## SET PROBLEM:
Locate each line of the material that contains "comprend", then return it.

## DATA RECORDS:
* start *

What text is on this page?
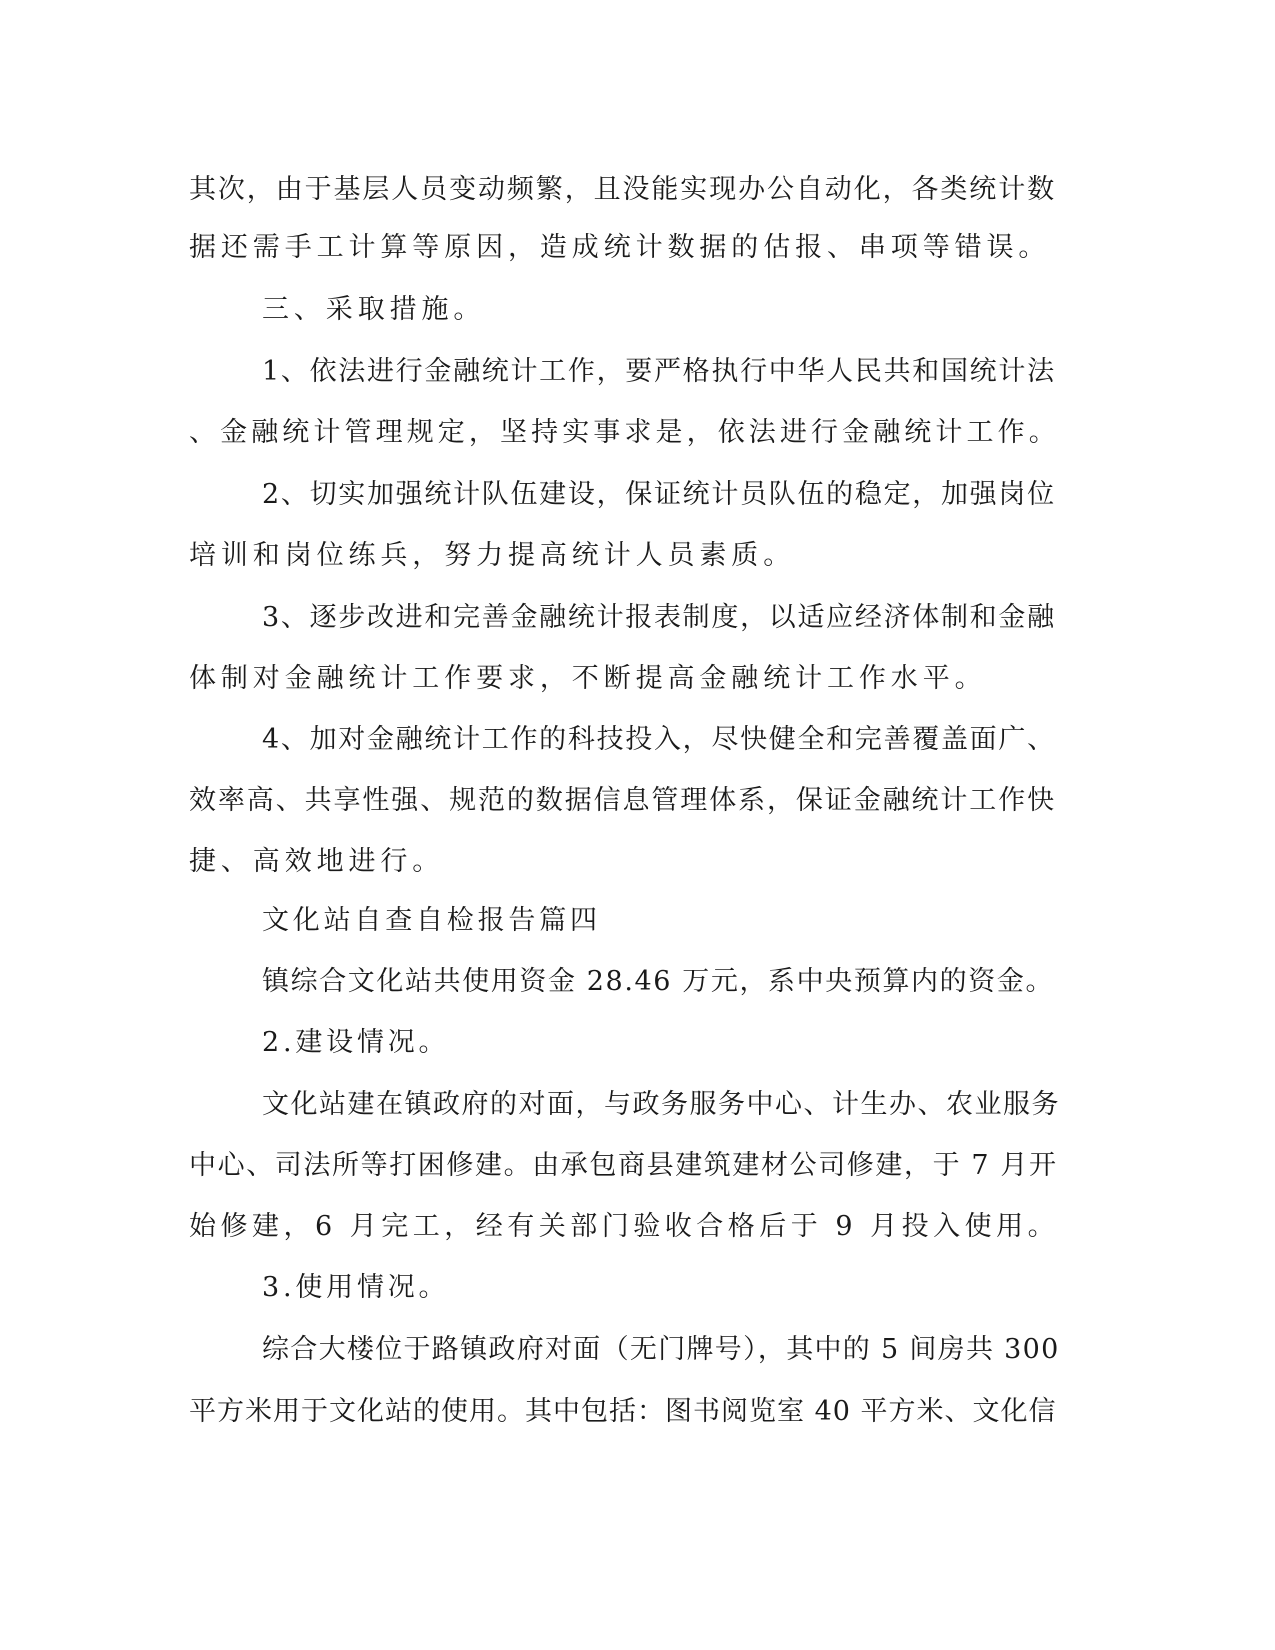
其次，由于基层人员变动频繁，且没能实现办公自动化，各类统计数
据还需手工计算等原因，造成统计数据的估报、串项等错误。
三、采取措施。
1、依法进行金融统计工作，要严格执行中华人民共和国统计法
、金融统计管理规定，坚持实事求是，依法进行金融统计工作。
2、切实加强统计队伍建设，保证统计员队伍的稳定，加强岗位
培训和岗位练兵，努力提高统计人员素质。
3、逐步改进和完善金融统计报表制度，以适应经济体制和金融
体制对金融统计工作要求，不断提高金融统计工作水平。
4、加对金融统计工作的科技投入，尽快健全和完善覆盖面广、
效率高、共享性强、规范的数据信息管理体系，保证金融统计工作快
捷、高效地进行。
文化站自查自检报告篇四
镇综合文化站共使用资金 28.46 万元，系中央预算内的资金。
2.建设情况。
文化站建在镇政府的对面，与政务服务中心、计生办、农业服务
中心、司法所等打困修建。由承包商县建筑建材公司修建，于 7 月开
始修建，6 月完工，经有关部门验收合格后于 9 月投入使用。
3.使用情况。
综合大楼位于路镇政府对面（无门牌号），其中的 5 间房共 300
平方米用于文化站的使用。其中包括：图书阅览室 40 平方米、文化信
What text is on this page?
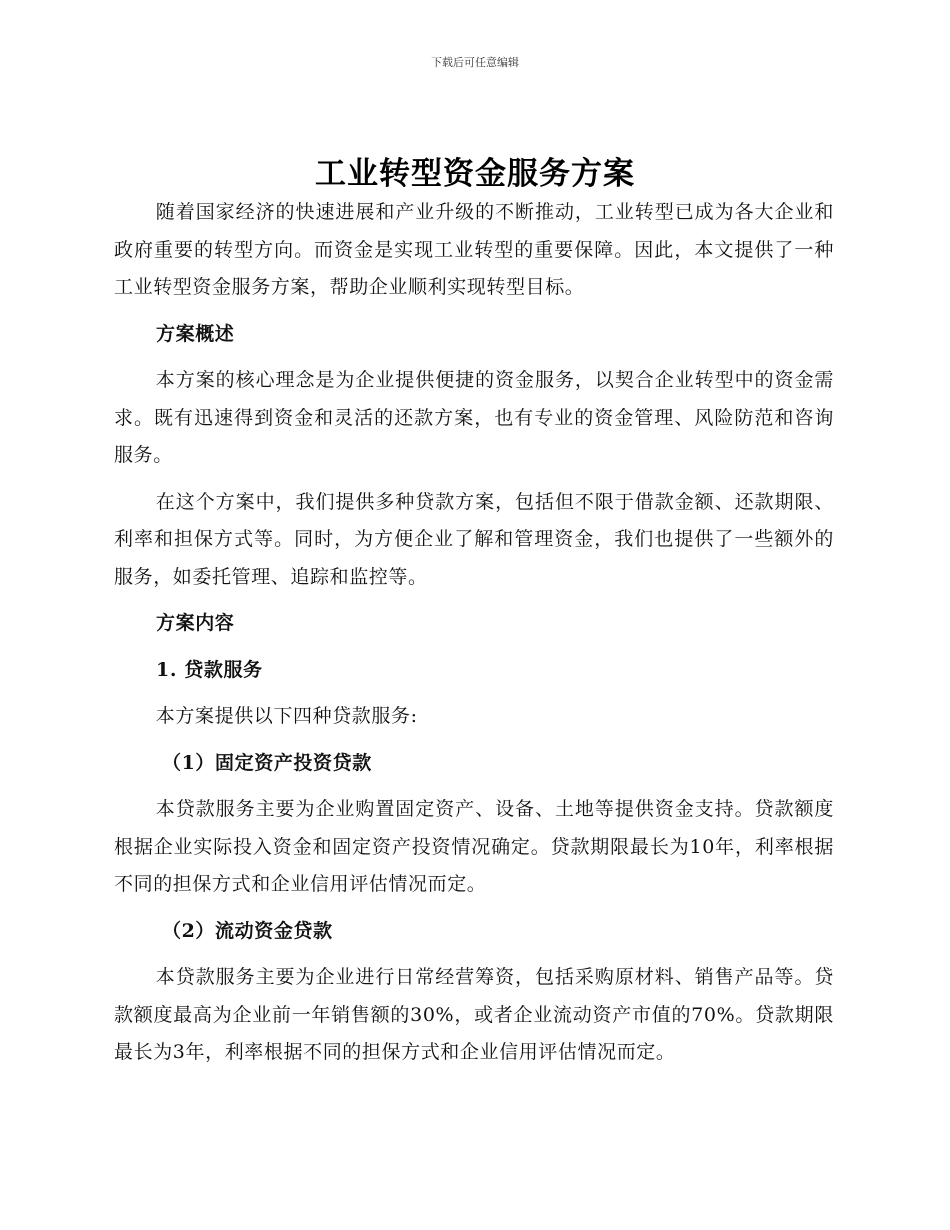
下载后可任意编辑
工业转型资金服务方案

随着国家经济的快速进展和产业升级的不断推动，工业转型已成为各大企业和政府重要的转型方向。而资金是实现工业转型的重要保障。因此，本文提供了一种工业转型资金服务方案，帮助企业顺利实现转型目标。

方案概述

本方案的核心理念是为企业提供便捷的资金服务，以契合企业转型中的资金需求。既有迅速得到资金和灵活的还款方案，也有专业的资金管理、风险防范和咨询服务。

在这个方案中，我们提供多种贷款方案，包括但不限于借款金额、还款期限、利率和担保方式等。同时，为方便企业了解和管理资金，我们也提供了一些额外的服务，如委托管理、追踪和监控等。

方案内容
1. 贷款服务

本方案提供以下四种贷款服务:

（1）固定资产投资贷款

本贷款服务主要为企业购置固定资产、设备、土地等提供资金支持。贷款额度根据企业实际投入资金和固定资产投资情况确定。贷款期限最长为10年，利率根据不同的担保方式和企业信用评估情况而定。

（2）流动资金贷款

本贷款服务主要为企业进行日常经营筹资，包括采购原材料、销售产品等。贷款额度最高为企业前一年销售额的30%，或者企业流动资产市值的70%。贷款期限最长为3年，利率根据不同的担保方式和企业信用评估情况而定。
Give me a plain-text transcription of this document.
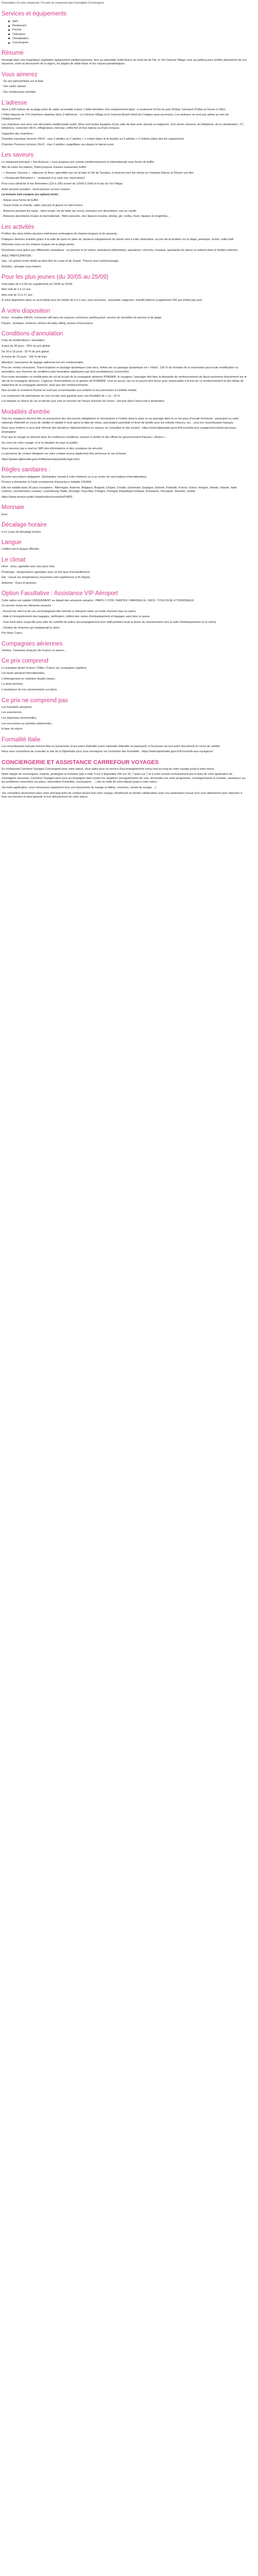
Description Ce prix comprend / Ce prix ne comprend pas Formalités Conciergerie

Services et équipements
WiFi
Restaurant
Piscine
Télévision
Climatisation
Conciergerie
Résumé

Immergé dans une magnifique végétation typiquement méditerranéenne, face au splendide Golfe Aranci au nord-est de l'île, le Voi Colonna Village vous accueillera pour profiter pleinement de vos vacances, entre la découverte de la région, les plages de sable blanc et les criques paradisiaques.

Vous aimerez

- Sa vue panoramique sur la baie

- Son cadre naturel

- Ses nombreuses activités

L'adresse

Situé à 200 mètres de sa plage privé de sable accessible à pied. L'hôtel bénéficie d'un emplacement idéal : à seulement 10 km du port d'Olbia, l'aéroport d'Olbia se trouve à 15km.

L'hôtel dispose de 274 chambres réparties dans 2 bâtiments : Le Colonna Village et le Colonna Beach Hotel de 2 étages sans ascenseur. Les animaux ne sont pas admis au sein de l'établissement.

Les chambres sont avec une décoration traditionnelle sarde. Elles sont toutes équipées d'une salle de bain avec douche ou baignoire, d'un sèche-cheveux, du téléphone, de la climatisation, TV, téléphone, connexion Wi-Fi, réfrigérateur, mini-bar, coffre-fort et d'un balcon ou d'une terrasse.

Capacités des chambres :

Chambre classique (environ 20m²) : max 3 adultes ou 2 adultes + 1 enfant (dans le lit double) ou 2 adultes + 2 enfants (dans des lits superposés)

Chambre Premium (environ 26m²) : max 3 adultes, magnifique vue depuis le balcon privé.

Les saveurs

Le restaurant principal « Sos Aranzos » vous propose une cuisine méditerranéenne et internationale sous forme de buffet.

Afin de varier les plaisirs, l'hôtel propose d'autres restaurants buffet :

- « Terrazze Toscane » : déjeuner et dîner, splendide vue sur la baie et l'île de Tavolara, à réserver pour les clients en chambre Deluxe et Deluxe vue Mer

- « Restaurant Belvedere » : restaurant à la carte (sur réservation)

Pour vous rafraîchir le bar Belvedere (11h à 23h) ouvert de 11h00 à 1h00 et le bar du Voi Village.

Autre pension possible : demi-pension ou tout compris

La formule tout compris (en option) inclut :

- Repas sous forme de buffet

- Snack froids et chauds, cafés, biscuits et glaces en self-service

- Boissons pendant les repas : bière locale, vin de table (au verre), boissons non alcoolisées, eau en carafe.

- Boissons alcoolisées locales & internationals : Bière pression, vins liqueurs locales, whisky, gin, vodka, rhum, liqueurs & longdrinks…

Les activités

Profitez des deux belles piscines extérieures aménagées de chaises longues et de parasols.

Pratiquez diverses activités grâce à la salle de sport en plein air, plusieurs équipements de sports sont à votre disposition, au prix de la location sur la plage, pétanque, tennis, volley-ball.

Détendez-vous sur les chaises longues de la plage privée.

Divertissez-vous grâce aux différentes animations : en journée et en soirée, animations (débutants), spectacles, concerts, musique, spectacles de danse et cabaret dans le théâtre extérieur.

AVEC PARTICIPATION :

Spa : Un grand centre dédié au bien-être du corps et de l'esprit : Piscine avec hydromassage.

Activités : plongée sous-marine.

Pour les plus jeunes (du 30/05 au 25/09)

Voisi baby de 0-2,99 (en supplément) du 15/05 au 25/09

Mini club de 3 à 12 ans

Ado-club de 13 à 17 ans

À votre disposition dans un local dédié pour les bébés de 0 à 2 ans, vous trouverez : poussette, baignoire, chauffe-biberon (supplément 25€ par enfant par jour).

À votre disposition

Inclus : réception 24h/24, connexion wifi dans les espaces communs, parking privé, service de serviettes de piscine et de plage.

Payant : boutique, médecin, service de baby-sitting, bureau d'excursions.

Conditions d'annulation

Frais de modifications / annulation :

A plus de 30 jours : 35% du prix global

De 30 à 15 jours : 50 % du prix global

A moins de 15 jours : 100 % de frais

Attention, l'assurance de bagage optionnel est non remboursable.

Pour les ventes exclusives, Travel Explorer et package dynamique (vols secs, hôtels sec ou package dynamique vol + hôtel) : 100 % du montant de la réservation pour toute modification ou annulation, aux réserves de conditions plus favorables appliquées par le(s) prestataire(s) concerné(s).

Pour toute annulation ou modification de vol de la part de la compagnie aérienne RYANAIR, le voyageur / passager doit faire la demande de remboursement de façon autonome directement sur le site de la compagnie aérienne. L'agence, l'intermédiaire ou le gestion de RYANAIR, n'est en aucun cas ou ne pourra être tenue pour responsable à la fois de ce remboursement et des délais de traitement de la compagnie aérienne, ainsi que des remboursements.

Nos circuits et croisières Russie ne sont pas recommandés aux enfants et aux personnes à mobilité réduite.

Les maximums de participants sur nos circuits sont garantis avec une flexibilité de + ou - 10 %.

Les départs ou dîners du 1er et dernier jour sont en fonction de l'heure d'arrivée de l'avion : soit pris dans l'avion soit à destination.

Modalités d'entrée

Tous les voyageurs devront être en possession des documents obligatoires et nécessaires à l'entrée dans le pays ou au passage dans le ou les pays d'escale éventuels : passeport ou carte nationale d'identité en cours de validité et valable 6 mois après la date de retour, autorisation parentale et livret de famille pour les enfants mineurs, etc... pour les ressortissants français.

Nous vous invitons à vous tenir informé des dernières réglementations en vigueur en consultant le site suivant : https://www.diplomatie.gouv.fr/fr/conseils-aux-voyageurs/conseils-par-pays-destination/

Pour que le voyage se déroule dans les meilleures conditions, pensez à vérifier le site officiel du gouvernement français « Ariane » :

Au cours de votre voyage, et si la situation du pays le justifie :

Vous recevrez par e-mail ou SMS des informations et des consignes de sécurité,

La personne de contact désignée sur votre compte pourra également être prévenue le cas échéant.

https://pastel.diplomatie.gouv.fr/fildariane/dyn/public/login.html

Règles sanitaires :

Aucune vaccination obligatoire. (Demandez conseil à votre médecin ou à un centre de vaccinations internationales).

Pensez à demander la Carte européenne d'assurance maladie (CEAM).

Elle est valable dans 30 pays européens : Allemagne, Autriche, Belgique, Bulgarie, Chypre, Croatie, Danemark, Espagne, Estonie, Finlande, France, Grèce, Hongrie, Irlande, Islande, Italie, Lettonie, Liechtenstein, Lituanie, Luxembourg, Malte, Norvège, Pays-Bas, Pologne, Portugal, République tchèque, Roumanie, Slovaquie, Slovénie, Suède.

https://www.service-public.fr/particuliers/vosdroits/F4893

Monnaie

Euro

Décalage horaire

Il n'y a pas de décalage horaire

Langue

L'italien est la langue officielle.

Le climat

Hiver : doux, agréable avec des jours frais.

Printemps : températures agréables avec un fort taux d'ensoleillement.

Été : chaud, les températures moyennes sont supérieures à 30 degrés

Automne : Doux et pluvieux

Option Facultative : Assistance VIP Aéroport

Cette option est valable UNIQUEMENT au départ des aéroports suivants : PARIS / LYON / NANTES / MARSEILLE / NICE / TOULOUSE ET BORDEAUX

Ce service inclus les éléments suivants :

- Accueil du client et de son accompagnant dès l'arrivée à l'aéroport selon un mode d'arrivée (taxi ou autre)

- Aide à l'enregistrement des bagages, vérification, édition des cartes d'embarquement et bagages sans faire la queue

- Fast track dans coupe-file pour aller du contrôle de police (accompagnement d'un staff pendant toute la durée du cheminement vers la salle d'embarquement ou le salon)

- Gestion de l'imprévu qui impliquerait le client

Prix base 2 pers

Compagnies aériennes

Volotea, Transavia, EasyJet, Air France ou autres...

Ce prix comprend

Le transport aérien France / Olbia / France sur compagnie régulière,

Les taxes aéroport internationales,

L'hébergement en chambre double classic,

La demi-pension,

L'assistance de nos représentants sur place.

Ce prix ne comprend pas

Les transferts aéroports,

Les assurances,

Les dépenses personnelles,

Les excursions ou activités optionnelles,

la taxe de séjour.

Formalité Italie

Les ressortissants français doivent être en possession d'une pièce d'identité (carte nationale d'identité ou passeport, à l'exclusion de tout autre document) en cours de validité.

Nous vous conseillons de consulter le site de la Diplomatie pour vous renseigner sur l'évolution des formalités : https://www.diplomatie.gouv.fr/fr/conseils-aux-voyageurs/

CONCIERGERIE ET ASSISTANCE CARREFOUR VOYAGES

En choisissant Carrefour Voyages Conciergerie pour votre séjour, vous optez pour un service d'accompagnement conçu tout au long de votre voyage jusqu'à votre retour.

Notre équipe de conciergerie, experte, privilégiée et humaine (par e-mail, 5 sur 5 disponible 24h sur 24, 7 jours sur 7 et à votre écoute exclusivement par le biais de votre application de messagerie sécurisée, Carrefour Voyages peut vous accompagner dans toutes les situations (enregistrement de vols, demandes sur votre programme, renseignements & conseils, assistance sur les problèmes rencontrés sur place, réservation d'activités, conciergerie ... ) dès la veille de votre départ jusqu'à votre retour.

Via notre application, vous retrouverez également tous vos documents de voyage (e-billets, vouchers, carnet de voyage ...).

Vos conseillers deviennent alors votre principal point de contact durant tout votre voyage, bénéficiant en étroite collaboration avec nos partenaires locaux d'un suivi attentionné pour répondre à tous vos besoins et ainsi garantir le bon déroulement de votre séjour.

* end *

## SOLUTION FOR THIS PROBLEM:
Description Ce prix comprend / Ce prix ne comprend pas Formalités Conciergerie
Ce prix comprend
Ce prix ne comprend pas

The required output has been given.